▶ [EXERCISE] Filter the listing and keep only the lines with the word "this".

▶ [RECORDS SUPPLIED]
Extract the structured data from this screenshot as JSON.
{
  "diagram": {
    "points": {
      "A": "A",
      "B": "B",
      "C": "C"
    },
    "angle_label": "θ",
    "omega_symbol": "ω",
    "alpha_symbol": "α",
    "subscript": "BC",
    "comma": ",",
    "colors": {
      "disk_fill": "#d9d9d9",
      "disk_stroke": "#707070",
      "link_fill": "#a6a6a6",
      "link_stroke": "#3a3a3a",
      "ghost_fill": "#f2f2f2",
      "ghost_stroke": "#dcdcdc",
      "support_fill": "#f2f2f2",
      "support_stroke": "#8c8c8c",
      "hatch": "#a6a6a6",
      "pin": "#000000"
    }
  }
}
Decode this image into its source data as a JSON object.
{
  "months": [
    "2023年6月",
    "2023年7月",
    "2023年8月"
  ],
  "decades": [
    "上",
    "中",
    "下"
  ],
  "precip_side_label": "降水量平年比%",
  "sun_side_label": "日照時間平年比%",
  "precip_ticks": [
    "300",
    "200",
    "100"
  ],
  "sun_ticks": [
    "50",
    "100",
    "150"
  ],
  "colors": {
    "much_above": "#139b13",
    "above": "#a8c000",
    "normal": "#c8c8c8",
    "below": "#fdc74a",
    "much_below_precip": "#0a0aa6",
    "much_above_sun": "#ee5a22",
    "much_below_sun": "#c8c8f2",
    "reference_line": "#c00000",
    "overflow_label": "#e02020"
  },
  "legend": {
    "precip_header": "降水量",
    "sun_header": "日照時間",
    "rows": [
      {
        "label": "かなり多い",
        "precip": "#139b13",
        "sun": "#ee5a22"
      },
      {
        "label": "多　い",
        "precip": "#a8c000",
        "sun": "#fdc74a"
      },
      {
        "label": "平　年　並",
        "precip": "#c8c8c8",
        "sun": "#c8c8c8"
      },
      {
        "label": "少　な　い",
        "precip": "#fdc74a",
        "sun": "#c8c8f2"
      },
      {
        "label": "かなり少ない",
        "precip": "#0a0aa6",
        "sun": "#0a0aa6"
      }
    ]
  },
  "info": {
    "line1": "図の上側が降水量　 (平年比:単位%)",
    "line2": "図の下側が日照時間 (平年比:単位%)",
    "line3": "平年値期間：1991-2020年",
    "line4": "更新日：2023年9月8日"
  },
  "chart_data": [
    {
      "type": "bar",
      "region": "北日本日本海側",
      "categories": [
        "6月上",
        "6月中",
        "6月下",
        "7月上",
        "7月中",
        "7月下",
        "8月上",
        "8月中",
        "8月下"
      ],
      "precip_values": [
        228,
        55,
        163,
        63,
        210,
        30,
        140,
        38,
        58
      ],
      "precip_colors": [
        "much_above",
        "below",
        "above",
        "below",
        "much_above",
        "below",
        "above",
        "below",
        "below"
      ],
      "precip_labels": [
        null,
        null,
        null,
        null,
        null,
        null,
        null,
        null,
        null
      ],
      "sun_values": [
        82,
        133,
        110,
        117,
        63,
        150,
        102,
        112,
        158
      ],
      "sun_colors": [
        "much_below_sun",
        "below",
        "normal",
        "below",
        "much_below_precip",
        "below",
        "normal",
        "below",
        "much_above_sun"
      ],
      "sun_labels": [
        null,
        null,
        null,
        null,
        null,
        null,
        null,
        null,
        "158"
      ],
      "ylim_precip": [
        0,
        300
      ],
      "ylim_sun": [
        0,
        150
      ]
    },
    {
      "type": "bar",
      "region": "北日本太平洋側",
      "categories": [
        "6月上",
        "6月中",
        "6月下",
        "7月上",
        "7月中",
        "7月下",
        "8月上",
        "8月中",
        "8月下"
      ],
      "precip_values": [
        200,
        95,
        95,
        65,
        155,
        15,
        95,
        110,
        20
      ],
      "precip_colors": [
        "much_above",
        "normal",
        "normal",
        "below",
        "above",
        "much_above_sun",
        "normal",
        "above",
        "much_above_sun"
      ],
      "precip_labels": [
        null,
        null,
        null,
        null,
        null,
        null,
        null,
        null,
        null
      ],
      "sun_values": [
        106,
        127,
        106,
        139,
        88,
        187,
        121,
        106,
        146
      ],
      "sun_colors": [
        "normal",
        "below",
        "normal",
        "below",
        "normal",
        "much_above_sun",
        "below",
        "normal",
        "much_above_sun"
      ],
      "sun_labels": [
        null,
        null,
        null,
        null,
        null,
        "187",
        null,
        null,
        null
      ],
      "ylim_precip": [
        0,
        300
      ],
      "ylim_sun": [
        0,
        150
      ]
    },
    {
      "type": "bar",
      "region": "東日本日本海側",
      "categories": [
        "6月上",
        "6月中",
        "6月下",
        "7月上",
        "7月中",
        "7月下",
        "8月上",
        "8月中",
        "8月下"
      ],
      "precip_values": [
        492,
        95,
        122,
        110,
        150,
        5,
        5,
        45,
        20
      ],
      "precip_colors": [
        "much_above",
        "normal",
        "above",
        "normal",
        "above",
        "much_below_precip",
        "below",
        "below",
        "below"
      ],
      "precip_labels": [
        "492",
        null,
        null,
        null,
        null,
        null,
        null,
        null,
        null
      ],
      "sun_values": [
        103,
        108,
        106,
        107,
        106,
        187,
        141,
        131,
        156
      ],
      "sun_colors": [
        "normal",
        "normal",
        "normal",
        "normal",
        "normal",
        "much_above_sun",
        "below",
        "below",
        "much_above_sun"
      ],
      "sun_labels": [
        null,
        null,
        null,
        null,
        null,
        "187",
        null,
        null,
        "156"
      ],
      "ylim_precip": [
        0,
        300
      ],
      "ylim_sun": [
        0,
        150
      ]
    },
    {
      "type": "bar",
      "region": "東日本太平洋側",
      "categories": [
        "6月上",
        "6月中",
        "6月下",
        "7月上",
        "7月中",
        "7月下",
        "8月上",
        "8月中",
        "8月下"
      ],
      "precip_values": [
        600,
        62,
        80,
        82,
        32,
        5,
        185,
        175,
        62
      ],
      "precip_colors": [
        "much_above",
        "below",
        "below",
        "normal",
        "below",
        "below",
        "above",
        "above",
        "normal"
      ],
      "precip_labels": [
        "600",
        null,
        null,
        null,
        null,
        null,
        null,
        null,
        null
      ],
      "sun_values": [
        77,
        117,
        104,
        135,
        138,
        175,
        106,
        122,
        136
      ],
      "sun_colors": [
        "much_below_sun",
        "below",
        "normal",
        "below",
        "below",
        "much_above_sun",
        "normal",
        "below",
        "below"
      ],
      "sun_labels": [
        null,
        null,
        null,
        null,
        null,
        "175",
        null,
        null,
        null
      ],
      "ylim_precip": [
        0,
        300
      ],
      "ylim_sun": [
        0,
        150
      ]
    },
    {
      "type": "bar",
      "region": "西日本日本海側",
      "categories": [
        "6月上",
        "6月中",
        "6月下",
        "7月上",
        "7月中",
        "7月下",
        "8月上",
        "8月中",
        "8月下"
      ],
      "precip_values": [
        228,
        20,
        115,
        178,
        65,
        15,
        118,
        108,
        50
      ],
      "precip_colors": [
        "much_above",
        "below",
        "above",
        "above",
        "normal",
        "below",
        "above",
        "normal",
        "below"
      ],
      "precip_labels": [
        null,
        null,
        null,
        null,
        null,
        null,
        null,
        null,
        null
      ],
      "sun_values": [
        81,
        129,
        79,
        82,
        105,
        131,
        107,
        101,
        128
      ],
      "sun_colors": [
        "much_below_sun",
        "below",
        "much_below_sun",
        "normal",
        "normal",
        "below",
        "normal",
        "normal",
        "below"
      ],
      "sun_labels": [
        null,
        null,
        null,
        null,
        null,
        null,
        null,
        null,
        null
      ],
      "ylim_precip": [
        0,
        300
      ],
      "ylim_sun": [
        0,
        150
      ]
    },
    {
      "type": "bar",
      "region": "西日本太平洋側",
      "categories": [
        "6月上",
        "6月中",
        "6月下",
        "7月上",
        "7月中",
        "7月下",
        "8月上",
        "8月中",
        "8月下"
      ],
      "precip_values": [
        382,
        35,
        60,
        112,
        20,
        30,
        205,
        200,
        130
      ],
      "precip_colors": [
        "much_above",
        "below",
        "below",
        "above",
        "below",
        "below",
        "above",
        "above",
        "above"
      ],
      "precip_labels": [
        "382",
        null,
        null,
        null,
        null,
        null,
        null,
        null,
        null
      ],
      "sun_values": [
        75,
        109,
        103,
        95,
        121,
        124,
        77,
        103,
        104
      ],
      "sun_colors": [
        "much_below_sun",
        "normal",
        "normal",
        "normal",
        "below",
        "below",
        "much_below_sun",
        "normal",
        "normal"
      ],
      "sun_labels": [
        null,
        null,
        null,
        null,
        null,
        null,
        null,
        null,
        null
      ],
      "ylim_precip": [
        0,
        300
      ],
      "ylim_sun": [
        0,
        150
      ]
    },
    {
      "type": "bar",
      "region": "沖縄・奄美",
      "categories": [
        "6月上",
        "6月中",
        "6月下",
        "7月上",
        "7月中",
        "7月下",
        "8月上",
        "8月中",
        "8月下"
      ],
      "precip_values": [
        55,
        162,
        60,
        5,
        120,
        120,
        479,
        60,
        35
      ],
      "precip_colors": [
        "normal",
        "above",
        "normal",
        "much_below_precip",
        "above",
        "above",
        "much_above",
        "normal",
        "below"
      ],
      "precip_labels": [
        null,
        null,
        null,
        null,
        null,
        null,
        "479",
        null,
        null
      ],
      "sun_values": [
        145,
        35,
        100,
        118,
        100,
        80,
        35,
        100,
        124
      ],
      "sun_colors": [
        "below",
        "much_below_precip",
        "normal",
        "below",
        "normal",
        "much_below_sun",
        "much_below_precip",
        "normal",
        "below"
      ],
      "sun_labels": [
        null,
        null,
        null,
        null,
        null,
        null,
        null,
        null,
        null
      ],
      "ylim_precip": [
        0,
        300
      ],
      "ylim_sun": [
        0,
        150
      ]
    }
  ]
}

▶ [EXERCISE RESULT]
Extract the structured data from this screenshot as JSON.
Decode this image into its source data as a JSON object.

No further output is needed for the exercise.